Reproduce each record exactly.

▬▬▬▬▬▬▬▬▬▬

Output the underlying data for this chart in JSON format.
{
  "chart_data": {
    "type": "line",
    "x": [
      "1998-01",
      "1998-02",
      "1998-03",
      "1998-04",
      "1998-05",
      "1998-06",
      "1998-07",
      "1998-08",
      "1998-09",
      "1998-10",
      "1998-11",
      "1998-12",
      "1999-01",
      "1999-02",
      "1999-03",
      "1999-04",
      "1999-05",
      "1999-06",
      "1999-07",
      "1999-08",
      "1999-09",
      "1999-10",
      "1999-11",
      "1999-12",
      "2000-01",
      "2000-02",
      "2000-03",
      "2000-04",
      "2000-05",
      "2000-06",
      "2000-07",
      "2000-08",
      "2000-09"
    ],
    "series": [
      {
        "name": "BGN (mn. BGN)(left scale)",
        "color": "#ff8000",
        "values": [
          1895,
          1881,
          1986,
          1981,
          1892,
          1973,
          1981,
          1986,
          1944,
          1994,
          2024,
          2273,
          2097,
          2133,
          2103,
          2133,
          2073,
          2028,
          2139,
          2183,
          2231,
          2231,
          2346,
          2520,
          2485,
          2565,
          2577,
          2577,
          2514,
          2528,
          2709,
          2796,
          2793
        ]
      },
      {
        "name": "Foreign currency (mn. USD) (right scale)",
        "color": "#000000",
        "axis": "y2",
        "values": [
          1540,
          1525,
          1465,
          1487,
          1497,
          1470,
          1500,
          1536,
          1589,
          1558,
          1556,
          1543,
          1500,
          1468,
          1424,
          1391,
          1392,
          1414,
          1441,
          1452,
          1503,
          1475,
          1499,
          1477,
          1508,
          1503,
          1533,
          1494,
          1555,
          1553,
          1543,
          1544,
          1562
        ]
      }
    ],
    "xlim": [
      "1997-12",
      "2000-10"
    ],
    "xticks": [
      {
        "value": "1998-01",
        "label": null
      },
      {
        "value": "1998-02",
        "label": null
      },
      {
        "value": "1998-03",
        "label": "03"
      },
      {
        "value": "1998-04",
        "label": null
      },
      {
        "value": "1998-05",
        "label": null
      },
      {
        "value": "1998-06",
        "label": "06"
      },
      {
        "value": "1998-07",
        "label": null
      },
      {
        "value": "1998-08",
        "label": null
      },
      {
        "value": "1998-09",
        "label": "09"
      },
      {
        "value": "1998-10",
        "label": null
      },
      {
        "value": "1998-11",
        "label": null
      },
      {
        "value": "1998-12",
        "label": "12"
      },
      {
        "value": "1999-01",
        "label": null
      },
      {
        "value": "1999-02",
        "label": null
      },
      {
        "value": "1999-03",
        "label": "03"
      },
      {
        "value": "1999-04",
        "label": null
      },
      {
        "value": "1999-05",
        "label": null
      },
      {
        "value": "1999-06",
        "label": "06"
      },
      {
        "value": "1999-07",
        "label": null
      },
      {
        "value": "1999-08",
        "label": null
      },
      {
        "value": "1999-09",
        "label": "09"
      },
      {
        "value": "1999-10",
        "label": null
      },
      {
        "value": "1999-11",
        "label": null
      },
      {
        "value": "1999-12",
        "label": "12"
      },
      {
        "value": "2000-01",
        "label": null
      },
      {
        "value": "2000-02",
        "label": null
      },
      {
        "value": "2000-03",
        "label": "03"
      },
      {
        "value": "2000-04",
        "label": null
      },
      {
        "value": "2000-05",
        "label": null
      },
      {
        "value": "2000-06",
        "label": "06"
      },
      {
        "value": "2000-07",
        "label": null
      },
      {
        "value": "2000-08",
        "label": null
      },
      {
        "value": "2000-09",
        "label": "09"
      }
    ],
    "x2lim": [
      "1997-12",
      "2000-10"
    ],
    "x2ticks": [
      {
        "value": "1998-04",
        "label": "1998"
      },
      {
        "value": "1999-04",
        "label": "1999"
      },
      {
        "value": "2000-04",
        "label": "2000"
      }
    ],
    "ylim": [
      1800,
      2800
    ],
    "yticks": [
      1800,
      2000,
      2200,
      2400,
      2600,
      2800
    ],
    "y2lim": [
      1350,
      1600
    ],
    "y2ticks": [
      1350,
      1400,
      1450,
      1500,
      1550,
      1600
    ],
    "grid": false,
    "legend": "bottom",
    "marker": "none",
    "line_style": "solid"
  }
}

▬▬▬▬▬▬▬▬▬▬

## TASK SOLUTION
Output the underlying data for this chart in JSON format.
{
  "chart_data": {
    "type": "line",
    "x": [
      "1998-01",
      "1998-02",
      "1998-03",
      "1998-04",
      "1998-05",
      "1998-06",
      "1998-07",
      "1998-08",
      "1998-09",
      "1998-10",
      "1998-11",
      "1998-12",
      "1999-01",
      "1999-02",
      "1999-03",
      "1999-04",
      "1999-05",
      "1999-06",
      "1999-07",
      "1999-08",
      "1999-09",
      "1999-10",
      "1999-11",
      "1999-12",
      "2000-01",
      "2000-02",
      "2000-03",
      "2000-04",
      "2000-05",
      "2000-06",
      "2000-07",
      "2000-08",
      "2000-09"
    ],
    "series": [
      {
        "name": "BGN (mn. BGN)(left scale)",
        "color": "#ff8000",
        "values": [
          1895,
          1881,
          1986,
          1981,
          1892,
          1973,
          1981,
          1986,
          1944,
          1994,
          2024,
          2273,
          2097,
          2133,
          2103,
          2133,
          2073,
          2028,
          2139,
          2183,
          2231,
          2231,
          2346,
          2520,
          2485,
          2565,
          2577,
          2577,
          2514,
          2528,
          2709,
          2796,
          2793
        ]
      },
      {
        "name": "Foreign currency (mn. USD) (right scale)",
        "color": "#000000",
        "axis": "y2",
        "values": [
          1540,
          1525,
          1465,
          1487,
          1497,
          1470,
          1500,
          1536,
          1589,
          1558,
          1556,
          1543,
          1500,
          1468,
          1424,
          1391,
          1392,
          1414,
          1441,
          1452,
          1503,
          1475,
          1499,
          1477,
          1508,
          1503,
          1533,
          1494,
          1555,
          1553,
          1543,
          1544,
          1562
        ]
      }
    ],
    "xlim": [
      "1997-12",
      "2000-10"
    ],
    "xticks": [
      {
        "value": "1998-01",
        "label": null
      },
      {
        "value": "1998-02",
        "label": null
      },
      {
        "value": "1998-03",
        "label": "03"
      },
      {
        "value": "1998-04",
        "label": null
      },
      {
        "value": "1998-05",
        "label": null
      },
      {
        "value": "1998-06",
        "label": "06"
      },
      {
        "value": "1998-07",
        "label": null
      },
      {
        "value": "1998-08",
        "label": null
      },
      {
        "value": "1998-09",
        "label": "09"
      },
      {
        "value": "1998-10",
        "label": null
      },
      {
        "value": "1998-11",
        "label": null
      },
      {
        "value": "1998-12",
        "label": "12"
      },
      {
        "value": "1999-01",
        "label": null
      },
      {
        "value": "1999-02",
        "label": null
      },
      {
        "value": "1999-03",
        "label": "03"
      },
      {
        "value": "1999-04",
        "label": null
      },
      {
        "value": "1999-05",
        "label": null
      },
      {
        "value": "1999-06",
        "label": "06"
      },
      {
        "value": "1999-07",
        "label": null
      },
      {
        "value": "1999-08",
        "label": null
      },
      {
        "value": "1999-09",
        "label": "09"
      },
      {
        "value": "1999-10",
        "label": null
      },
      {
        "value": "1999-11",
        "label": null
      },
      {
        "value": "1999-12",
        "label": "12"
      },
      {
        "value": "2000-01",
        "label": null
      },
      {
        "value": "2000-02",
        "label": null
      },
      {
        "value": "2000-03",
        "label": "03"
      },
      {
        "value": "2000-04",
        "label": null
      },
      {
        "value": "2000-05",
        "label": null
      },
      {
        "value": "2000-06",
        "label": "06"
      },
      {
        "value": "2000-07",
        "label": null
      },
      {
        "value": "2000-08",
        "label": null
      },
      {
        "value": "2000-09",
        "label": "09"
      }
    ],
    "x2lim": [
      "1997-12",
      "2000-10"
    ],
    "x2ticks": [
      {
        "value": "1998-04",
        "label": "1998"
      },
      {
        "value": "1999-04",
        "label": "1999"
      },
      {
        "value": "2000-04",
        "label": "2000"
      }
    ],
    "ylim": [
      1800,
      2800
    ],
    "yticks": [
      1800,
      2000,
      2200,
      2400,
      2600,
      2800
    ],
    "y2lim": [
      1350,
      1600
    ],
    "y2ticks": [
      1350,
      1400,
      1450,
      1500,
      1550,
      1600
    ],
    "grid": false,
    "legend": "bottom",
    "marker": "none",
    "line_style": "solid"
  }
}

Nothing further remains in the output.